● What is being asked: Spot each line that carries the word "Freie"; copy those lines.

(Collected data entries)
:::::

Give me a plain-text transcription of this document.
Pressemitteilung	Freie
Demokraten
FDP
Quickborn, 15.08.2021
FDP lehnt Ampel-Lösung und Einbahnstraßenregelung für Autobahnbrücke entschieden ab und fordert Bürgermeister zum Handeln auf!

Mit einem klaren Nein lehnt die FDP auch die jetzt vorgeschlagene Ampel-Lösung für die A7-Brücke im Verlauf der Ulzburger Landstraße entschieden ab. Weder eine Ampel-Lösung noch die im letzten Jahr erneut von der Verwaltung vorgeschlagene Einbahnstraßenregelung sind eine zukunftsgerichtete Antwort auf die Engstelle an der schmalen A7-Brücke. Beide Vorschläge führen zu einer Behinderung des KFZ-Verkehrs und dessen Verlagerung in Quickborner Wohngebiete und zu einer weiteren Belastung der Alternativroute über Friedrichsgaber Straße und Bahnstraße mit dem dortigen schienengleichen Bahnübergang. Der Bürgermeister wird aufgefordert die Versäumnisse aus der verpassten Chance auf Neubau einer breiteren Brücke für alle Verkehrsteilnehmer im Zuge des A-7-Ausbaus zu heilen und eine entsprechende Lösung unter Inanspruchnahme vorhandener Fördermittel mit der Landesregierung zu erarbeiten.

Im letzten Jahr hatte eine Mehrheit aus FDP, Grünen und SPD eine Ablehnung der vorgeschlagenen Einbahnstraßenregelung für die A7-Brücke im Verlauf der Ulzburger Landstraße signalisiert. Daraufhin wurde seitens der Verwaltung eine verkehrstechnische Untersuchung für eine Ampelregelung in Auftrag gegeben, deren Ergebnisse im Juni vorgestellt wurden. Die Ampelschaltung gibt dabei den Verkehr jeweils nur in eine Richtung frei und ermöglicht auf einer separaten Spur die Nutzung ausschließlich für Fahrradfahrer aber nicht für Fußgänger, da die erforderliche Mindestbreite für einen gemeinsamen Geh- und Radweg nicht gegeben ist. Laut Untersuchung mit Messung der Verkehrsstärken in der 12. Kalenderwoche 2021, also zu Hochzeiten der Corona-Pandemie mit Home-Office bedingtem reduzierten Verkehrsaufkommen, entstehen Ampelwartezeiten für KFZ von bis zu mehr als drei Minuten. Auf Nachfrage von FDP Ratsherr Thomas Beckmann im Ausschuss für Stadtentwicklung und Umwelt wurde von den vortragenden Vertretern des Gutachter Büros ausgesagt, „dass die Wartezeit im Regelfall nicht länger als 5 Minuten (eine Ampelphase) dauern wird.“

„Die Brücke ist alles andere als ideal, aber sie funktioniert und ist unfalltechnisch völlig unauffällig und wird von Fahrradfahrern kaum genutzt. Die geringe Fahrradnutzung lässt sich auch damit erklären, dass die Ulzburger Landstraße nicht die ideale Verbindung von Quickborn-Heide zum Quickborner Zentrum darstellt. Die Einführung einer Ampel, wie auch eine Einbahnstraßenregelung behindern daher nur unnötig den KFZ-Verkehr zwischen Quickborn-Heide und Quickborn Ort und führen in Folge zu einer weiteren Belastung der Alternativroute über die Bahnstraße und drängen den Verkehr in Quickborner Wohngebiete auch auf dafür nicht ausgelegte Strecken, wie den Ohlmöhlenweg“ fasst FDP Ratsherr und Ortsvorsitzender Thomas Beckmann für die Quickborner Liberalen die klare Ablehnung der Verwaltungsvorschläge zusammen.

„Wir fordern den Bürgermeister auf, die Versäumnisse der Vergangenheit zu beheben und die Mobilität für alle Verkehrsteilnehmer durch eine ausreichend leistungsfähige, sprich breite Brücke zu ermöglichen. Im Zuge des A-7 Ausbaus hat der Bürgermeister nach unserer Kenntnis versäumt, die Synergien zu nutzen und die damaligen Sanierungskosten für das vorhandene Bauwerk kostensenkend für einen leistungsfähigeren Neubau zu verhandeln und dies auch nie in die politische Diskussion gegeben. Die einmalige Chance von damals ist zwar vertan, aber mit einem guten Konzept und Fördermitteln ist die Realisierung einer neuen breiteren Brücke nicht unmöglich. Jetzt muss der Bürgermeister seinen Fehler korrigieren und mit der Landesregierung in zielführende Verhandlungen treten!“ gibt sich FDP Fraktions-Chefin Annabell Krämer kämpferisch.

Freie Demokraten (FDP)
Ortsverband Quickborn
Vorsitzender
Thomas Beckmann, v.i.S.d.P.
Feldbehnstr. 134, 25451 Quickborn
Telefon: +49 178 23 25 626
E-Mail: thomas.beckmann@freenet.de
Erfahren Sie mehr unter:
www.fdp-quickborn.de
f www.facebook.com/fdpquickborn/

:::::

● Correct response:
Pressemitteilung	Freie
Freie Demokraten (FDP)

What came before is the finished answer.